>> START DATASET EXTRACT

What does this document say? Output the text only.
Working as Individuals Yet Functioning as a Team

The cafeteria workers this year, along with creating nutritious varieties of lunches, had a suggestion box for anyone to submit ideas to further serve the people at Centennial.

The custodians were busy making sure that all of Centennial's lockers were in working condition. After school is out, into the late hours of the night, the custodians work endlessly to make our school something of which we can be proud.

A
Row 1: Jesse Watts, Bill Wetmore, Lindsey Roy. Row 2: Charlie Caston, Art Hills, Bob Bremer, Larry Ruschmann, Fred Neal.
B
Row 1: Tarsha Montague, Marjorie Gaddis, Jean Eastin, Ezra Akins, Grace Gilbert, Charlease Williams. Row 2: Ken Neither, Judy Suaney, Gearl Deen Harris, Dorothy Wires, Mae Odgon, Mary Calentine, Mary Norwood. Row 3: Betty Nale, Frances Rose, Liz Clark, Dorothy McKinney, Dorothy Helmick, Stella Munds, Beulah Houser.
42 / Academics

>> END DATASET EXTRACT

Transcribe all of the lines in the records precisely.

What does this document say? Output the text only.
Working as Individuals Yet Functioning as a Team

The cafeteria workers this year, along with creating nutritious varieties of lunches, had a suggestion box for anyone to submit ideas to further serve the people at Centennial.

The custodians were busy making sure that all of Centennial's lockers were in working condition. After school is out, into the late hours of the night, the custodians work endlessly to make our school something of which we can be proud.

A
Row 1: Jesse Watts, Bill Wetmore, Lindsey Roy. Row 2: Charlie Caston, Art Hills, Bob Bremer, Larry Ruschmann, Fred Neal.
B
Row 1: Tarsha Montague, Marjorie Gaddis, Jean Eastin, Ezra Akins, Grace Gilbert, Charlease Williams. Row 2: Ken Neither, Judy Suaney, Gearl Deen Harris, Dorothy Wires, Mae Odgon, Mary Calentine, Mary Norwood. Row 3: Betty Nale, Frances Rose, Liz Clark, Dorothy McKinney, Dorothy Helmick, Stella Munds, Beulah Houser.
42 / Academics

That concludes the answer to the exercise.